Materials provided ::

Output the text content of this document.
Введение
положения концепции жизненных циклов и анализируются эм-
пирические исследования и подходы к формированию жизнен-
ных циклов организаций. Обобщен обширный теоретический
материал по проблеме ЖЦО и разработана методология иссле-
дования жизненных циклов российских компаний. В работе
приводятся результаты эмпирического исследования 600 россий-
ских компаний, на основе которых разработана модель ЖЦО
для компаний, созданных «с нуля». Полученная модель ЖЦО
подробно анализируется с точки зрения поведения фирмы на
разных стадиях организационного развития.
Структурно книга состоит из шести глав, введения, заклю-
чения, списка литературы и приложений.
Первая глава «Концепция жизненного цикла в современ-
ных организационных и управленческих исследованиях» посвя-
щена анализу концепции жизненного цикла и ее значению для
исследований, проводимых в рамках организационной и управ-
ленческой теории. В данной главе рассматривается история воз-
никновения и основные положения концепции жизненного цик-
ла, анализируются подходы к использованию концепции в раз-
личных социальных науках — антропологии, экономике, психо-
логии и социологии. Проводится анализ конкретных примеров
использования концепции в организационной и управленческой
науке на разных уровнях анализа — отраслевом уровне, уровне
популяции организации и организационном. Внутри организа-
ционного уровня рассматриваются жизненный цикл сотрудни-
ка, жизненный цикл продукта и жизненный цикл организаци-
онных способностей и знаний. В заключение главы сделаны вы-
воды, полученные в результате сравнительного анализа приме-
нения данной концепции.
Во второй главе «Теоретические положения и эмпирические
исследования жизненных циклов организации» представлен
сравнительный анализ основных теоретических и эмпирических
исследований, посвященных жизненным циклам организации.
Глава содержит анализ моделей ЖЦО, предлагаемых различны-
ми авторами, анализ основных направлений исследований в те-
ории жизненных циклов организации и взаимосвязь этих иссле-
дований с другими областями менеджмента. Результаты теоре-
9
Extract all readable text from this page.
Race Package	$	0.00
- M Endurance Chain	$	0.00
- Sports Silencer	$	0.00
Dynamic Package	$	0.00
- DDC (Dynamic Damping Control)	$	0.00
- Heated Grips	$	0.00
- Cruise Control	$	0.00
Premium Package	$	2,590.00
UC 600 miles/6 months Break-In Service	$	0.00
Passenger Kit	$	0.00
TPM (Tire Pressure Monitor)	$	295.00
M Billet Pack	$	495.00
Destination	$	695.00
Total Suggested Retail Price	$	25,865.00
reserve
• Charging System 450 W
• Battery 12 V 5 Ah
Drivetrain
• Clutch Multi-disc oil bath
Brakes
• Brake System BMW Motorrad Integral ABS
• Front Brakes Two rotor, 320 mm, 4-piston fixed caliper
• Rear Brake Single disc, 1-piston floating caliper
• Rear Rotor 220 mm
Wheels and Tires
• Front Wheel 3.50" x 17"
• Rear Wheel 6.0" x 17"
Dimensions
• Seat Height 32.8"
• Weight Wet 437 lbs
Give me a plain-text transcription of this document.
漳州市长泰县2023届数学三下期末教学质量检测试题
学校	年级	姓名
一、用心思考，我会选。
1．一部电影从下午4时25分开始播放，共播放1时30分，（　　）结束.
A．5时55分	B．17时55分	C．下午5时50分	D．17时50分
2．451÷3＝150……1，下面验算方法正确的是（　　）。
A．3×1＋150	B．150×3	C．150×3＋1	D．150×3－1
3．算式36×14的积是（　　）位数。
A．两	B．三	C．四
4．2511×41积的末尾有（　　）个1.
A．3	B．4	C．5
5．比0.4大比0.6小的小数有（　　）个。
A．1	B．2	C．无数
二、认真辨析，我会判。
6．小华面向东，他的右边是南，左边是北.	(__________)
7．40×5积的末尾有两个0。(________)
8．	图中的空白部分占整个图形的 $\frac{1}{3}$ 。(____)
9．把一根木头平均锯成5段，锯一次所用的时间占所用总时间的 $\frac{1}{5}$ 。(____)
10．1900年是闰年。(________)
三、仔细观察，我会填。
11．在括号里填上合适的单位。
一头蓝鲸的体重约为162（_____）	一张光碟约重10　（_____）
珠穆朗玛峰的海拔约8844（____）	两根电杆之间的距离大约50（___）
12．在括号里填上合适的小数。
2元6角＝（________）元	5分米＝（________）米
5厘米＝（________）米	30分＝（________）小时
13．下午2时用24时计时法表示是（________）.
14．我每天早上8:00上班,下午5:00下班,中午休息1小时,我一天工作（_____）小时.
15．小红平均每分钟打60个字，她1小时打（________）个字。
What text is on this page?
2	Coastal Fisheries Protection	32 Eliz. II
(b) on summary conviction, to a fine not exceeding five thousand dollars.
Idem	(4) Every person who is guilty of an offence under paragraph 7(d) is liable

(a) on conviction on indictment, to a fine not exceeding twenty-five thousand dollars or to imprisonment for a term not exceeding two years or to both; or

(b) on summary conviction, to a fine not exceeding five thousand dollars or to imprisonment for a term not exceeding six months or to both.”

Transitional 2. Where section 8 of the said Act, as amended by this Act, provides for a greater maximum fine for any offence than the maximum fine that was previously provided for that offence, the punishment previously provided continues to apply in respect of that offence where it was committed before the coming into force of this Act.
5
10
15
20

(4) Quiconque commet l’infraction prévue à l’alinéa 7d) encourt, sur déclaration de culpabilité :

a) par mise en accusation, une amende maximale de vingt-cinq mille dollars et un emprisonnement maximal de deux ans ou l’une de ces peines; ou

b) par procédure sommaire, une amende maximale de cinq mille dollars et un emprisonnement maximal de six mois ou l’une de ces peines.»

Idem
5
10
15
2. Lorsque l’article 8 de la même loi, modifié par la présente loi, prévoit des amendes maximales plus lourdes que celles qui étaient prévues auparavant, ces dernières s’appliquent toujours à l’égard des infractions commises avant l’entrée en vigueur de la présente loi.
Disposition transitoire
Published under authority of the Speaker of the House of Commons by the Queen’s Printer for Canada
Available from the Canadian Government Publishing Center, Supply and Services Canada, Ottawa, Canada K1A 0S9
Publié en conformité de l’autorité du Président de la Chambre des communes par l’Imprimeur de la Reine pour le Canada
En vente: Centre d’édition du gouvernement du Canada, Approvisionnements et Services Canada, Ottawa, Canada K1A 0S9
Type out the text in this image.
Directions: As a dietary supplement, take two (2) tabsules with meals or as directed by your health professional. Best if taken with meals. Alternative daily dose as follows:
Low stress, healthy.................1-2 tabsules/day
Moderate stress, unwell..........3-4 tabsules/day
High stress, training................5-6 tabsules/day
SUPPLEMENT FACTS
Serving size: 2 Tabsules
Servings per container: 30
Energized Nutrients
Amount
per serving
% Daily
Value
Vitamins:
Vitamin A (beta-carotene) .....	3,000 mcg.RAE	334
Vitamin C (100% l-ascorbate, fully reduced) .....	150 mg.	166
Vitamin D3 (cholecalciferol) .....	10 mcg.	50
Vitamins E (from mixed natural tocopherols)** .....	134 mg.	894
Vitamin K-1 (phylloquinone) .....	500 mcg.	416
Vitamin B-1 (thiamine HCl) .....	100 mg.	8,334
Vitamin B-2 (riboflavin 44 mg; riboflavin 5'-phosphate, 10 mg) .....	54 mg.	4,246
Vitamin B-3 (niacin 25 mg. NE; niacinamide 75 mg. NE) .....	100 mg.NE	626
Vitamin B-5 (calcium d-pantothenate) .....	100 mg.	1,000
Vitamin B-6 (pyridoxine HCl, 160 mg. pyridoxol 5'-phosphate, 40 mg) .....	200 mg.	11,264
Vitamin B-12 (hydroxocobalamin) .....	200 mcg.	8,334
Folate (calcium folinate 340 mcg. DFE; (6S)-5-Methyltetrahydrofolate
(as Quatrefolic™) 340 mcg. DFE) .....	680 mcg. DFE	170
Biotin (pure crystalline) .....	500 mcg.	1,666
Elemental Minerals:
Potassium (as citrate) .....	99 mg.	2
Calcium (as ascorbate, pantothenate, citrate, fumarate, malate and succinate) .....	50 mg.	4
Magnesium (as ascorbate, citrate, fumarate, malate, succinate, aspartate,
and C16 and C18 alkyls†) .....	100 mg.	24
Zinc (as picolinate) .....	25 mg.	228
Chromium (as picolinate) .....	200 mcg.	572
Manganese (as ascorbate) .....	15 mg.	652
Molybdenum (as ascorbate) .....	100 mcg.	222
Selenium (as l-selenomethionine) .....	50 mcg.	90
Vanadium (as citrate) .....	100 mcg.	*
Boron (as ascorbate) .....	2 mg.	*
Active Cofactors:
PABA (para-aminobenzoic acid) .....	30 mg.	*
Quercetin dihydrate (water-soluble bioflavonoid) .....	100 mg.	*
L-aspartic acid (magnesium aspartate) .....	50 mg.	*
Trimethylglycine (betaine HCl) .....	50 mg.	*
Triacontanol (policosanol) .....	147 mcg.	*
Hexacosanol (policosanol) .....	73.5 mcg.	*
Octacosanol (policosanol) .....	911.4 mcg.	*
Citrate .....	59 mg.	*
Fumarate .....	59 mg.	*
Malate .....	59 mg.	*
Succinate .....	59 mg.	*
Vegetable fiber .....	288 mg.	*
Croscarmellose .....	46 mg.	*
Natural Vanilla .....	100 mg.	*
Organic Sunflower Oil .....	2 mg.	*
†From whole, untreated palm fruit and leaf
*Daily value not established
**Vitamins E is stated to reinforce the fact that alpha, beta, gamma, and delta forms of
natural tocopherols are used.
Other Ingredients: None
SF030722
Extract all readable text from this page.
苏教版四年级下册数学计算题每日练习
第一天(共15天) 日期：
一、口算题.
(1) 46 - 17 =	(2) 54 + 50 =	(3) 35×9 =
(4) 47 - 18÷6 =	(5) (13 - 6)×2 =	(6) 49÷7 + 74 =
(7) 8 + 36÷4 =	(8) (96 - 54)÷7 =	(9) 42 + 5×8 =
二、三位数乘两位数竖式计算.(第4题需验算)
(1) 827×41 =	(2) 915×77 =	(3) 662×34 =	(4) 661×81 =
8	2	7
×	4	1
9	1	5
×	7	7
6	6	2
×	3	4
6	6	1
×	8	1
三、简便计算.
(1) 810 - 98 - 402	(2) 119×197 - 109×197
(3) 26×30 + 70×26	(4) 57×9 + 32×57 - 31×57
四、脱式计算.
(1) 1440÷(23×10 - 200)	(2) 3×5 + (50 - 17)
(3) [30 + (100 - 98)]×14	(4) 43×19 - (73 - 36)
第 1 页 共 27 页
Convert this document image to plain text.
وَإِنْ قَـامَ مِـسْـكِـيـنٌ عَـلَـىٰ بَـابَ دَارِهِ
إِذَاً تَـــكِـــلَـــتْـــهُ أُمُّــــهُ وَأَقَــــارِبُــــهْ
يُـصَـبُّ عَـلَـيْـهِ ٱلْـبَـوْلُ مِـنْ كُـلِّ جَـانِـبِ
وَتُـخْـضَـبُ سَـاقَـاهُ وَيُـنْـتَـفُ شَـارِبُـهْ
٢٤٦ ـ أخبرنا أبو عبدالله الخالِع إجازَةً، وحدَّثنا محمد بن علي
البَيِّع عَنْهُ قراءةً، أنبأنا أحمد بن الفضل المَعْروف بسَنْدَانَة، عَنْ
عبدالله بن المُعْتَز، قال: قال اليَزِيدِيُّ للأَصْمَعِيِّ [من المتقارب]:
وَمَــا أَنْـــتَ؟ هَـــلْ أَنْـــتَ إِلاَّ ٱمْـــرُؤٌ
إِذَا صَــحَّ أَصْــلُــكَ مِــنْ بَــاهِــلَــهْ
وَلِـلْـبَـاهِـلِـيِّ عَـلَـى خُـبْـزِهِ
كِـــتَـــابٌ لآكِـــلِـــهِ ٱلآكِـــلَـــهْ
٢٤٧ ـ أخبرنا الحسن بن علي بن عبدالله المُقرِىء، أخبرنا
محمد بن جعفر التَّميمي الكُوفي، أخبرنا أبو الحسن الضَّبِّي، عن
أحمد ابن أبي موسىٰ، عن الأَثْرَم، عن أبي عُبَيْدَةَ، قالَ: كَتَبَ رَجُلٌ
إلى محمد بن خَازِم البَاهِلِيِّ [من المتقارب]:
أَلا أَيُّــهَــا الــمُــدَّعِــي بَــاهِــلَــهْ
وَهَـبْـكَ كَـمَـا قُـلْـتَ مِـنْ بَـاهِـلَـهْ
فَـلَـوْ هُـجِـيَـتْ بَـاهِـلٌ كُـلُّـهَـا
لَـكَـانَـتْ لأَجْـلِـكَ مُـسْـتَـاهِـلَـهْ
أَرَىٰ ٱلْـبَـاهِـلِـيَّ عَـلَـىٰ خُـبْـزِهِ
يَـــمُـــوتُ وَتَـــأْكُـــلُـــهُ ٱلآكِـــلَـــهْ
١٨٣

Stated problem ::
Go over the data above and copy every line that has the word "Services" in it.

The response ::
Available from the Canadian Government Publishing Center, Supply and Services Canada, Ottawa, Canada K1A 0S9
En vente: Centre d’édition du gouvernement du Canada, Approvisionnements et Services Canada, Ottawa, Canada K1A 0S9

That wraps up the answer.